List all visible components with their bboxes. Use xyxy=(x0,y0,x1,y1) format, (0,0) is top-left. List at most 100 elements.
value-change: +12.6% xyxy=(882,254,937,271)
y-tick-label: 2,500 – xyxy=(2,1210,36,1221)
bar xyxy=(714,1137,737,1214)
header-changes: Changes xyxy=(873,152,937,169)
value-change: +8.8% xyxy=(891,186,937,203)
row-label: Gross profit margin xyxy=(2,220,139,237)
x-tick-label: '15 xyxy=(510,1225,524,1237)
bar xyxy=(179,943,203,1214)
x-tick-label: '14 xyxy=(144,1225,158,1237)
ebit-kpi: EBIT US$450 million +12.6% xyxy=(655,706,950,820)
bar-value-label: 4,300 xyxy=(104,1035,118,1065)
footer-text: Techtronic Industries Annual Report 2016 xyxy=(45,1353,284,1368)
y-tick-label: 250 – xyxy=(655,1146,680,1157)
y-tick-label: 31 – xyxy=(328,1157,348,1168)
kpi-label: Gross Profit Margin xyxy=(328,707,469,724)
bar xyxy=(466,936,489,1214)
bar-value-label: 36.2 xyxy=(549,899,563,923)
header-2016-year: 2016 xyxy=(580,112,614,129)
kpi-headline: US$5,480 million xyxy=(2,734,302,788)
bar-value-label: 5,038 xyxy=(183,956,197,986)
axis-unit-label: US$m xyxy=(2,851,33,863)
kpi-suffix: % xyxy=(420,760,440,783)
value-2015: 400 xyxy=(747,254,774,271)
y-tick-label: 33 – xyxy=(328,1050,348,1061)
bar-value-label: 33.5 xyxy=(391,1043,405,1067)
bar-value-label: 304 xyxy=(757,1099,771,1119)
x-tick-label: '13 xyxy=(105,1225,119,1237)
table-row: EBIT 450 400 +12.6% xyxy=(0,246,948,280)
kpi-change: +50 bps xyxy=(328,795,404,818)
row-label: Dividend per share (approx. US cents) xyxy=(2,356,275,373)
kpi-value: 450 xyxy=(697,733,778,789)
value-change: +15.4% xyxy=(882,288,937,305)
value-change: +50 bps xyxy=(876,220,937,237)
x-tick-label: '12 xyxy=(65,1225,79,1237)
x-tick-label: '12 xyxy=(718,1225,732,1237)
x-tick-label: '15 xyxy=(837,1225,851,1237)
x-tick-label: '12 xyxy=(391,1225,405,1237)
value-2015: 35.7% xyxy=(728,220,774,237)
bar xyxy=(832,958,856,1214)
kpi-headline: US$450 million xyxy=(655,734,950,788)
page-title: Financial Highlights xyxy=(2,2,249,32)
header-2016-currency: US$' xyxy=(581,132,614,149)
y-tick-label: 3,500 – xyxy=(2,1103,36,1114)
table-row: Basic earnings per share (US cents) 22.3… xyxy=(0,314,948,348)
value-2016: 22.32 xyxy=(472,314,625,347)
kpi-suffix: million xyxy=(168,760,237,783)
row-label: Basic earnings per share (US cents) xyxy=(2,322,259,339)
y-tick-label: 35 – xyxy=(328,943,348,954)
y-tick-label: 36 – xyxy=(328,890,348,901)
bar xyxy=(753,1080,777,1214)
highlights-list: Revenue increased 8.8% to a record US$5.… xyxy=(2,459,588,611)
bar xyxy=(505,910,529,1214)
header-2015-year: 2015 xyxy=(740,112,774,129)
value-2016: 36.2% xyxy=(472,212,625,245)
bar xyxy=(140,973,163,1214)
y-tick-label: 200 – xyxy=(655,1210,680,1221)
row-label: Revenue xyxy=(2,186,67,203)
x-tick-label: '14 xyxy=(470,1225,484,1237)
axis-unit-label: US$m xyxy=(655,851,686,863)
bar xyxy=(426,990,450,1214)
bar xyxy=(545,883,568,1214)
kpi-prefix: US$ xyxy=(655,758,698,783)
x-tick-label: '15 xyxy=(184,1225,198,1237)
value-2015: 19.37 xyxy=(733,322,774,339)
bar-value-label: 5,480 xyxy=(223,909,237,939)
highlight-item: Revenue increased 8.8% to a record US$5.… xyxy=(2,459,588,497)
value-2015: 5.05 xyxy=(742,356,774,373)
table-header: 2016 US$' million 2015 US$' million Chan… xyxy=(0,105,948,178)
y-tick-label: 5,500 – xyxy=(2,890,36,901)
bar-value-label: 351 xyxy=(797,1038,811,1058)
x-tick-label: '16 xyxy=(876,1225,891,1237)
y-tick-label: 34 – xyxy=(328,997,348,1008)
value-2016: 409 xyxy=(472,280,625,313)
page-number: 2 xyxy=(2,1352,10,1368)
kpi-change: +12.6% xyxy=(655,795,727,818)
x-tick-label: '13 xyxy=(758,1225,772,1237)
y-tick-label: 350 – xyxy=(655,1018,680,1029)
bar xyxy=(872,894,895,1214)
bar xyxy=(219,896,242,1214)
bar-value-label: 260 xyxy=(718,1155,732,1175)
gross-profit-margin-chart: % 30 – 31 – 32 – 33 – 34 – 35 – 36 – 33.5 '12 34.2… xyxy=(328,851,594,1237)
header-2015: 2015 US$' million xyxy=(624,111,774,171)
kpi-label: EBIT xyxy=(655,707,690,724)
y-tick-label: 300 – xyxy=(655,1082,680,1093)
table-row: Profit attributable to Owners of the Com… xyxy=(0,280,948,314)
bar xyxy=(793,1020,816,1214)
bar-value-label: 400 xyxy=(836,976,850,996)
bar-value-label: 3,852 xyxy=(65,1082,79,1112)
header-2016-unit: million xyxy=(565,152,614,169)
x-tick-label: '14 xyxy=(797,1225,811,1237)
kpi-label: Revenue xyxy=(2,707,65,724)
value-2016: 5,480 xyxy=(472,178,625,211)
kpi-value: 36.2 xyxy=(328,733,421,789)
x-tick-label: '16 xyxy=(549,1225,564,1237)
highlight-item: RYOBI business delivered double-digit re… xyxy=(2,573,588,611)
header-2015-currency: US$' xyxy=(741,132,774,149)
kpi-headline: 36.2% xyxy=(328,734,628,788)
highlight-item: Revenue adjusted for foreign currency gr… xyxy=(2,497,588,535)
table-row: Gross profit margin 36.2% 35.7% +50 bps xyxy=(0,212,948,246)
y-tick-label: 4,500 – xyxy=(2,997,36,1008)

........

> [What needs to be done] Rename "kpi-headline" to "kpi-title" throughout all the records, and write the records out again with nothing else altered.

> [Solved exercise]
List all visible components with their bboxes. Use xyxy=(x0,y0,x1,y1) format, (0,0) is top-left. List at most 100 elements.
value-change: +12.6% xyxy=(882,254,937,271)
y-tick-label: 2,500 – xyxy=(2,1210,36,1221)
bar xyxy=(714,1137,737,1214)
header-changes: Changes xyxy=(873,152,937,169)
value-change: +8.8% xyxy=(891,186,937,203)
row-label: Gross profit margin xyxy=(2,220,139,237)
x-tick-label: '15 xyxy=(510,1225,524,1237)
bar xyxy=(179,943,203,1214)
x-tick-label: '14 xyxy=(144,1225,158,1237)
ebit-kpi: EBIT US$450 million +12.6% xyxy=(655,706,950,820)
bar-value-label: 4,300 xyxy=(104,1035,118,1065)
footer-text: Techtronic Industries Annual Report 2016 xyxy=(45,1353,284,1368)
y-tick-label: 250 – xyxy=(655,1146,680,1157)
y-tick-label: 31 – xyxy=(328,1157,348,1168)
kpi-label: Gross Profit Margin xyxy=(328,707,469,724)
bar xyxy=(466,936,489,1214)
bar-value-label: 36.2 xyxy=(549,899,563,923)
header-2016-year: 2016 xyxy=(580,112,614,129)
kpi-title: US$5,480 million xyxy=(2,734,302,788)
bar-value-label: 5,038 xyxy=(183,956,197,986)
axis-unit-label: US$m xyxy=(2,851,33,863)
kpi-suffix: % xyxy=(420,760,440,783)
value-2015: 400 xyxy=(747,254,774,271)
y-tick-label: 33 – xyxy=(328,1050,348,1061)
bar-value-label: 33.5 xyxy=(391,1043,405,1067)
bar-value-label: 304 xyxy=(757,1099,771,1119)
x-tick-label: '13 xyxy=(105,1225,119,1237)
table-row: EBIT 450 400 +12.6% xyxy=(0,246,948,280)
kpi-change: +50 bps xyxy=(328,795,404,818)
row-label: Dividend per share (approx. US cents) xyxy=(2,356,275,373)
kpi-value: 450 xyxy=(697,733,778,789)
value-change: +15.4% xyxy=(882,288,937,305)
value-change: +50 bps xyxy=(876,220,937,237)
x-tick-label: '12 xyxy=(65,1225,79,1237)
x-tick-label: '12 xyxy=(718,1225,732,1237)
x-tick-label: '15 xyxy=(837,1225,851,1237)
x-tick-label: '12 xyxy=(391,1225,405,1237)
value-2015: 35.7% xyxy=(728,220,774,237)
bar xyxy=(832,958,856,1214)
kpi-title: US$450 million xyxy=(655,734,950,788)
page-title: Financial Highlights xyxy=(2,2,249,32)
header-2016-currency: US$' xyxy=(581,132,614,149)
y-tick-label: 3,500 – xyxy=(2,1103,36,1114)
table-row: Basic earnings per share (US cents) 22.3… xyxy=(0,314,948,348)
value-2016: 22.32 xyxy=(472,314,625,347)
kpi-suffix: million xyxy=(168,760,237,783)
row-label: Basic earnings per share (US cents) xyxy=(2,322,259,339)
y-tick-label: 35 – xyxy=(328,943,348,954)
y-tick-label: 36 – xyxy=(328,890,348,901)
bar xyxy=(753,1080,777,1214)
highlights-list: Revenue increased 8.8% to a record US$5.… xyxy=(2,459,588,611)
bar xyxy=(505,910,529,1214)
header-2015-year: 2015 xyxy=(740,112,774,129)
value-2016: 36.2% xyxy=(472,212,625,245)
bar xyxy=(140,973,163,1214)
y-tick-label: 200 – xyxy=(655,1210,680,1221)
row-label: Revenue xyxy=(2,186,67,203)
x-tick-label: '14 xyxy=(470,1225,484,1237)
axis-unit-label: US$m xyxy=(655,851,686,863)
bar xyxy=(426,990,450,1214)
bar xyxy=(545,883,568,1214)
kpi-prefix: US$ xyxy=(655,758,698,783)
x-tick-label: '15 xyxy=(184,1225,198,1237)
value-2015: 19.37 xyxy=(733,322,774,339)
bar-value-label: 5,480 xyxy=(223,909,237,939)
highlight-item: Revenue increased 8.8% to a record US$5.… xyxy=(2,459,588,497)
value-2015: 5.05 xyxy=(742,356,774,373)
table-header: 2016 US$' million 2015 US$' million Chan… xyxy=(0,105,948,178)
y-tick-label: 5,500 – xyxy=(2,890,36,901)
bar-value-label: 351 xyxy=(797,1038,811,1058)
x-tick-label: '16 xyxy=(876,1225,891,1237)
y-tick-label: 34 – xyxy=(328,997,348,1008)
value-2016: 409 xyxy=(472,280,625,313)
page-number: 2 xyxy=(2,1352,10,1368)
kpi-change: +12.6% xyxy=(655,795,727,818)
x-tick-label: '13 xyxy=(758,1225,772,1237)
y-tick-label: 350 – xyxy=(655,1018,680,1029)
bar xyxy=(872,894,895,1214)
bar xyxy=(219,896,242,1214)
bar-value-label: 260 xyxy=(718,1155,732,1175)
gross-profit-margin-chart: % 30 – 31 – 32 – 33 – 34 – 35 – 36 – 33.5 '12 34.2… xyxy=(328,851,594,1237)
header-2015: 2015 US$' million xyxy=(624,111,774,171)
kpi-label: EBIT xyxy=(655,707,690,724)
y-tick-label: 300 – xyxy=(655,1082,680,1093)
table-row: Profit attributable to Owners of the Com… xyxy=(0,280,948,314)
bar xyxy=(793,1020,816,1214)
bar-value-label: 400 xyxy=(836,976,850,996)
bar-value-label: 3,852 xyxy=(65,1082,79,1112)
header-2016-unit: million xyxy=(565,152,614,169)
x-tick-label: '14 xyxy=(797,1225,811,1237)
kpi-label: Revenue xyxy=(2,707,65,724)
value-2016: 5,480 xyxy=(472,178,625,211)
kpi-value: 36.2 xyxy=(328,733,421,789)
x-tick-label: '16 xyxy=(549,1225,564,1237)
highlight-item: RYOBI business delivered double-digit re… xyxy=(2,573,588,611)
header-2015-currency: US$' xyxy=(741,132,774,149)
kpi-title: 36.2% xyxy=(328,734,628,788)
highlight-item: Revenue adjusted for foreign currency gr… xyxy=(2,497,588,535)
table-row: Gross profit margin 36.2% 35.7% +50 bps xyxy=(0,212,948,246)
y-tick-label: 4,500 – xyxy=(2,997,36,1008)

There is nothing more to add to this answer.